_Stated goal_
Copy every line of the data that contains the string "pattern".
[START Information supplied]
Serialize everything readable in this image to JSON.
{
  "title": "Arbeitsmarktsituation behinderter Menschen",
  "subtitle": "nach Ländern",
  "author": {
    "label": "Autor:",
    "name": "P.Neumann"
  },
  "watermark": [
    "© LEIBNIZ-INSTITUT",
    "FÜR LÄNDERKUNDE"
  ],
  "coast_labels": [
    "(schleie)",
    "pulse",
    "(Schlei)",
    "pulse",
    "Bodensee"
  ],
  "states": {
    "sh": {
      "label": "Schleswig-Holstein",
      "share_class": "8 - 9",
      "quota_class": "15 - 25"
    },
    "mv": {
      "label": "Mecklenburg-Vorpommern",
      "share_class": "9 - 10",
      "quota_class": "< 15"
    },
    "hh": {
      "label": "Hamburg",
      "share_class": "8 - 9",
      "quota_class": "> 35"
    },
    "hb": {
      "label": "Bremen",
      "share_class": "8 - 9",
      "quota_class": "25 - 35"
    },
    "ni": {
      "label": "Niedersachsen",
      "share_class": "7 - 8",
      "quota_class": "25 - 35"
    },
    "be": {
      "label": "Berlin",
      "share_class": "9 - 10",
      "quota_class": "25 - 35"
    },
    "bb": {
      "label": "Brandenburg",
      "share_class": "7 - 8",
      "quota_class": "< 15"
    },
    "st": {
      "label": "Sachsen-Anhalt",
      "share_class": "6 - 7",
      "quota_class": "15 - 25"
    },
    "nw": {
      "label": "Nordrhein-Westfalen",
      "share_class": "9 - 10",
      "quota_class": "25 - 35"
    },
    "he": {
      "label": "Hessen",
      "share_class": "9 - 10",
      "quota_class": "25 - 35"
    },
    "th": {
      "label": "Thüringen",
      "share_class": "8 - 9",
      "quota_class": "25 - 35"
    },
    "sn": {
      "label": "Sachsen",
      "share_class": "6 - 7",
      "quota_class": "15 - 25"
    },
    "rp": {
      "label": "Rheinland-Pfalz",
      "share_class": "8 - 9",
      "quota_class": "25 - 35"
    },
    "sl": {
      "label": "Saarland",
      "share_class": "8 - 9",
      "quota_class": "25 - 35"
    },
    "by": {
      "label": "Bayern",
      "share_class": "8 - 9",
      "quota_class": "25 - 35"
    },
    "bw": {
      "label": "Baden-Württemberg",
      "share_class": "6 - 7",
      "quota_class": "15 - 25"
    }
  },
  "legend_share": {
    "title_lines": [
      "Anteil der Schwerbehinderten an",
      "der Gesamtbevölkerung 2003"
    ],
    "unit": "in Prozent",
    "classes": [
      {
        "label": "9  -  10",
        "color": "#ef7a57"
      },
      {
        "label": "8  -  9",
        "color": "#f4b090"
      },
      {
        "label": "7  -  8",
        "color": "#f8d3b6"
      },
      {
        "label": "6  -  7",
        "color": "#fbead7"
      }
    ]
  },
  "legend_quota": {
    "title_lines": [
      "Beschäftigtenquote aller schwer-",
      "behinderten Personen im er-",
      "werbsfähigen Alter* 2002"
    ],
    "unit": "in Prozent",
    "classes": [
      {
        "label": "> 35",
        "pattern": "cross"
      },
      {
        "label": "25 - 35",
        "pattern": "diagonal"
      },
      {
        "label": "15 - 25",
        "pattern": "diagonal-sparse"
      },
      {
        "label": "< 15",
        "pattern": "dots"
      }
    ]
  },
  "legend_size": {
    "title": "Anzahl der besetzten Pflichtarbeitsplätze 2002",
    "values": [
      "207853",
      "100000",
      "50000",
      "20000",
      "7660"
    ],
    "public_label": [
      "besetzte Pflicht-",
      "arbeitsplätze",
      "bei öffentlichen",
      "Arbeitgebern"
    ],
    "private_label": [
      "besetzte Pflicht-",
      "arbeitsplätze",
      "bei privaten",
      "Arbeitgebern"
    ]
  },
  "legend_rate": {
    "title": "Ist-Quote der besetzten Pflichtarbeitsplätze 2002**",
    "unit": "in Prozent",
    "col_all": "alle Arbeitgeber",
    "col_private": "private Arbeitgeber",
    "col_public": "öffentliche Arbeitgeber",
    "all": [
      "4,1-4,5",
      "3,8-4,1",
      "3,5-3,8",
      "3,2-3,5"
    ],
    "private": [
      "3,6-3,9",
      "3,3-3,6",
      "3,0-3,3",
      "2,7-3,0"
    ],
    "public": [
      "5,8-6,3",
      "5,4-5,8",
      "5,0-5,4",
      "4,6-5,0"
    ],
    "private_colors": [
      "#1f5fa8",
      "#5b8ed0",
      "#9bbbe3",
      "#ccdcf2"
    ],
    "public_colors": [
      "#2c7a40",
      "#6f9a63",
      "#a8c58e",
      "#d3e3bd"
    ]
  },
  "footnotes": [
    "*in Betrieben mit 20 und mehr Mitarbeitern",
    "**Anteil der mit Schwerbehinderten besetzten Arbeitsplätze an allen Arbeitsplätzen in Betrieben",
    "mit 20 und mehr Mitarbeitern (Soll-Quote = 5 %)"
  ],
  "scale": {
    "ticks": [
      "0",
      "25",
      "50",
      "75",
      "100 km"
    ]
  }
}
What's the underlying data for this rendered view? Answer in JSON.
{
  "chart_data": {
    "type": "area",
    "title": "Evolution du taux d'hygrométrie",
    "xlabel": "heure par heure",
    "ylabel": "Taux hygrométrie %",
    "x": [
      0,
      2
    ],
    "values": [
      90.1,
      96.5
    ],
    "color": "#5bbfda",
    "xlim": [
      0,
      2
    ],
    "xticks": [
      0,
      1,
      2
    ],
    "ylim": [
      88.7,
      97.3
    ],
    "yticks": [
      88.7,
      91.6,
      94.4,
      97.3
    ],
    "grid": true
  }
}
[END Information supplied]
_Result for this task_
        "pattern": "cross"
        "pattern": "diagonal"
        "pattern": "diagonal-sparse"
        "pattern": "dots"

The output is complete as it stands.